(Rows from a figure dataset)
-=-=-=-=-

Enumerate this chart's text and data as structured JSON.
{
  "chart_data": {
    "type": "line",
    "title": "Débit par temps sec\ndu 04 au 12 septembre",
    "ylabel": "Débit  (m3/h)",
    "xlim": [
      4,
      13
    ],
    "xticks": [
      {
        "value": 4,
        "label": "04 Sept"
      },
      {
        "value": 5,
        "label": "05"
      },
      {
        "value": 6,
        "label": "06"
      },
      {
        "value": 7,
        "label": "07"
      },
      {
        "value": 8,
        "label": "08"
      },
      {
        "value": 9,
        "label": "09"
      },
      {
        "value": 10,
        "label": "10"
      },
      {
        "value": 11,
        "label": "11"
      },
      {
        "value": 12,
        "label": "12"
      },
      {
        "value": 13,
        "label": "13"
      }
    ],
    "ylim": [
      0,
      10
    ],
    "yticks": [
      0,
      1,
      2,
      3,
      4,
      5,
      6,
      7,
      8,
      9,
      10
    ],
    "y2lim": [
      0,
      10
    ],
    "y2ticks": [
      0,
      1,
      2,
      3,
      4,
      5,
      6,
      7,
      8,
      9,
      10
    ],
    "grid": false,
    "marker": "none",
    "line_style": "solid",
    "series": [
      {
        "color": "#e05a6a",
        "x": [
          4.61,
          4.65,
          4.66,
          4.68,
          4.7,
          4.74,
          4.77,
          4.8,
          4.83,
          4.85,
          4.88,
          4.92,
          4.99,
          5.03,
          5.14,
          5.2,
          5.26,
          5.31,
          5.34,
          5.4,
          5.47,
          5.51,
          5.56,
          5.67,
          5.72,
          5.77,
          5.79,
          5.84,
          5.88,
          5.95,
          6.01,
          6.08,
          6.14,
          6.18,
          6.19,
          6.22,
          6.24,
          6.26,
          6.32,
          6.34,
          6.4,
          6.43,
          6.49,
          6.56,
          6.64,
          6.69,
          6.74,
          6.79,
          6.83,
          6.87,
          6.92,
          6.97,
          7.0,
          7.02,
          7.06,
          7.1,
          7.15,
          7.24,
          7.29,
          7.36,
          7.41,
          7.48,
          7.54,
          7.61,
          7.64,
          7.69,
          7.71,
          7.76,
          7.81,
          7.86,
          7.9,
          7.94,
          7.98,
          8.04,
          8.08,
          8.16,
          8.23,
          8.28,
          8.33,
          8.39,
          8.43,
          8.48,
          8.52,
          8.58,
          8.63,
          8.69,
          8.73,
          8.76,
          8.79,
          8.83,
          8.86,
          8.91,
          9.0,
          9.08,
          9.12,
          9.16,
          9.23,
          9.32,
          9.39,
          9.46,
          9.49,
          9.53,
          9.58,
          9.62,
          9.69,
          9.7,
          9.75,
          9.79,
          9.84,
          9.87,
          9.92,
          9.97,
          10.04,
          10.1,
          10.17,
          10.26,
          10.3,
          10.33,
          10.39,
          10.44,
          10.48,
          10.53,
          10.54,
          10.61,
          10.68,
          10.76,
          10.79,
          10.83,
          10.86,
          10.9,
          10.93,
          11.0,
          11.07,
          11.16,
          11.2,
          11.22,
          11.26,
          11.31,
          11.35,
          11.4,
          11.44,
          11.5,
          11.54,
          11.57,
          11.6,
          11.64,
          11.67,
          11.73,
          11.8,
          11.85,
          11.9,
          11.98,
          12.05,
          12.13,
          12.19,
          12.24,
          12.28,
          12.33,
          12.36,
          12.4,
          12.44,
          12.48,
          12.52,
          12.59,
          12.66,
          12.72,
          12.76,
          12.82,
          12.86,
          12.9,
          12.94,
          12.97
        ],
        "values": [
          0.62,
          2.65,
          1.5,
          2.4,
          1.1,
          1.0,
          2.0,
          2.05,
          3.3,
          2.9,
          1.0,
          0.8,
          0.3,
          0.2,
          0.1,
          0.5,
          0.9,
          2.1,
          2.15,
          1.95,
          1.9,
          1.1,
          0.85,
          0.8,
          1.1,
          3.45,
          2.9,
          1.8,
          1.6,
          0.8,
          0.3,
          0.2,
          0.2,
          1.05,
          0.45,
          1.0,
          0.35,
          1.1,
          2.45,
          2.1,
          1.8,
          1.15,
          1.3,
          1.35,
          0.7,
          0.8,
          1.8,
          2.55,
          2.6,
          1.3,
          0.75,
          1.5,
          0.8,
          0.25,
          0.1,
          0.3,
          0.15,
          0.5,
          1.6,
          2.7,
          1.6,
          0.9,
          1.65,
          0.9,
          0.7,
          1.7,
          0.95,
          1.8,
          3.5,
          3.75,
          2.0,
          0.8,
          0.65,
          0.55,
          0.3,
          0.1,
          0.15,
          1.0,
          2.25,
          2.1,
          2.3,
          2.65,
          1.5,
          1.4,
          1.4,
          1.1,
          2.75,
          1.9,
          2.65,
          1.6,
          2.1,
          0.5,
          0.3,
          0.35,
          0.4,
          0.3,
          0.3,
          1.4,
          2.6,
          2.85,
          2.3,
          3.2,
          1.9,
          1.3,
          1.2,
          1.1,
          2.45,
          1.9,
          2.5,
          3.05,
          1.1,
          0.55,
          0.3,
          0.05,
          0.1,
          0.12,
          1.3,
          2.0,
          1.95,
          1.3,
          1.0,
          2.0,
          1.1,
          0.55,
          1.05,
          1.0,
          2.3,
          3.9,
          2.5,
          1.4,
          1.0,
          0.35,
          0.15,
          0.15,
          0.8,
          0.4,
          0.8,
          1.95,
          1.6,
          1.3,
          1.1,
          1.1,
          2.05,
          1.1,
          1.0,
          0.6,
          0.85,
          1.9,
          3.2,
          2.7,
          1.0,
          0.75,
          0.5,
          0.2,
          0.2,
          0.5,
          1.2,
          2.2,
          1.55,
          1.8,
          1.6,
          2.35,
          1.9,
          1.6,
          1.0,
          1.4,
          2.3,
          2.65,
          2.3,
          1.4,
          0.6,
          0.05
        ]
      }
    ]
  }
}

-=-=-=-=-

## Short task
Make an exact copy of the listing, including every line.

## Output of the task
Enumerate this chart's text and data as structured JSON.
{
  "chart_data": {
    "type": "line",
    "title": "Débit par temps sec\ndu 04 au 12 septembre",
    "ylabel": "Débit  (m3/h)",
    "xlim": [
      4,
      13
    ],
    "xticks": [
      {
        "value": 4,
        "label": "04 Sept"
      },
      {
        "value": 5,
        "label": "05"
      },
      {
        "value": 6,
        "label": "06"
      },
      {
        "value": 7,
        "label": "07"
      },
      {
        "value": 8,
        "label": "08"
      },
      {
        "value": 9,
        "label": "09"
      },
      {
        "value": 10,
        "label": "10"
      },
      {
        "value": 11,
        "label": "11"
      },
      {
        "value": 12,
        "label": "12"
      },
      {
        "value": 13,
        "label": "13"
      }
    ],
    "ylim": [
      0,
      10
    ],
    "yticks": [
      0,
      1,
      2,
      3,
      4,
      5,
      6,
      7,
      8,
      9,
      10
    ],
    "y2lim": [
      0,
      10
    ],
    "y2ticks": [
      0,
      1,
      2,
      3,
      4,
      5,
      6,
      7,
      8,
      9,
      10
    ],
    "grid": false,
    "marker": "none",
    "line_style": "solid",
    "series": [
      {
        "color": "#e05a6a",
        "x": [
          4.61,
          4.65,
          4.66,
          4.68,
          4.7,
          4.74,
          4.77,
          4.8,
          4.83,
          4.85,
          4.88,
          4.92,
          4.99,
          5.03,
          5.14,
          5.2,
          5.26,
          5.31,
          5.34,
          5.4,
          5.47,
          5.51,
          5.56,
          5.67,
          5.72,
          5.77,
          5.79,
          5.84,
          5.88,
          5.95,
          6.01,
          6.08,
          6.14,
          6.18,
          6.19,
          6.22,
          6.24,
          6.26,
          6.32,
          6.34,
          6.4,
          6.43,
          6.49,
          6.56,
          6.64,
          6.69,
          6.74,
          6.79,
          6.83,
          6.87,
          6.92,
          6.97,
          7.0,
          7.02,
          7.06,
          7.1,
          7.15,
          7.24,
          7.29,
          7.36,
          7.41,
          7.48,
          7.54,
          7.61,
          7.64,
          7.69,
          7.71,
          7.76,
          7.81,
          7.86,
          7.9,
          7.94,
          7.98,
          8.04,
          8.08,
          8.16,
          8.23,
          8.28,
          8.33,
          8.39,
          8.43,
          8.48,
          8.52,
          8.58,
          8.63,
          8.69,
          8.73,
          8.76,
          8.79,
          8.83,
          8.86,
          8.91,
          9.0,
          9.08,
          9.12,
          9.16,
          9.23,
          9.32,
          9.39,
          9.46,
          9.49,
          9.53,
          9.58,
          9.62,
          9.69,
          9.7,
          9.75,
          9.79,
          9.84,
          9.87,
          9.92,
          9.97,
          10.04,
          10.1,
          10.17,
          10.26,
          10.3,
          10.33,
          10.39,
          10.44,
          10.48,
          10.53,
          10.54,
          10.61,
          10.68,
          10.76,
          10.79,
          10.83,
          10.86,
          10.9,
          10.93,
          11.0,
          11.07,
          11.16,
          11.2,
          11.22,
          11.26,
          11.31,
          11.35,
          11.4,
          11.44,
          11.5,
          11.54,
          11.57,
          11.6,
          11.64,
          11.67,
          11.73,
          11.8,
          11.85,
          11.9,
          11.98,
          12.05,
          12.13,
          12.19,
          12.24,
          12.28,
          12.33,
          12.36,
          12.4,
          12.44,
          12.48,
          12.52,
          12.59,
          12.66,
          12.72,
          12.76,
          12.82,
          12.86,
          12.9,
          12.94,
          12.97
        ],
        "values": [
          0.62,
          2.65,
          1.5,
          2.4,
          1.1,
          1.0,
          2.0,
          2.05,
          3.3,
          2.9,
          1.0,
          0.8,
          0.3,
          0.2,
          0.1,
          0.5,
          0.9,
          2.1,
          2.15,
          1.95,
          1.9,
          1.1,
          0.85,
          0.8,
          1.1,
          3.45,
          2.9,
          1.8,
          1.6,
          0.8,
          0.3,
          0.2,
          0.2,
          1.05,
          0.45,
          1.0,
          0.35,
          1.1,
          2.45,
          2.1,
          1.8,
          1.15,
          1.3,
          1.35,
          0.7,
          0.8,
          1.8,
          2.55,
          2.6,
          1.3,
          0.75,
          1.5,
          0.8,
          0.25,
          0.1,
          0.3,
          0.15,
          0.5,
          1.6,
          2.7,
          1.6,
          0.9,
          1.65,
          0.9,
          0.7,
          1.7,
          0.95,
          1.8,
          3.5,
          3.75,
          2.0,
          0.8,
          0.65,
          0.55,
          0.3,
          0.1,
          0.15,
          1.0,
          2.25,
          2.1,
          2.3,
          2.65,
          1.5,
          1.4,
          1.4,
          1.1,
          2.75,
          1.9,
          2.65,
          1.6,
          2.1,
          0.5,
          0.3,
          0.35,
          0.4,
          0.3,
          0.3,
          1.4,
          2.6,
          2.85,
          2.3,
          3.2,
          1.9,
          1.3,
          1.2,
          1.1,
          2.45,
          1.9,
          2.5,
          3.05,
          1.1,
          0.55,
          0.3,
          0.05,
          0.1,
          0.12,
          1.3,
          2.0,
          1.95,
          1.3,
          1.0,
          2.0,
          1.1,
          0.55,
          1.05,
          1.0,
          2.3,
          3.9,
          2.5,
          1.4,
          1.0,
          0.35,
          0.15,
          0.15,
          0.8,
          0.4,
          0.8,
          1.95,
          1.6,
          1.3,
          1.1,
          1.1,
          2.05,
          1.1,
          1.0,
          0.6,
          0.85,
          1.9,
          3.2,
          2.7,
          1.0,
          0.75,
          0.5,
          0.2,
          0.2,
          0.5,
          1.2,
          2.2,
          1.55,
          1.8,
          1.6,
          2.35,
          1.9,
          1.6,
          1.0,
          1.4,
          2.3,
          2.65,
          2.3,
          1.4,
          0.6,
          0.05
        ]
      }
    ]
  }
}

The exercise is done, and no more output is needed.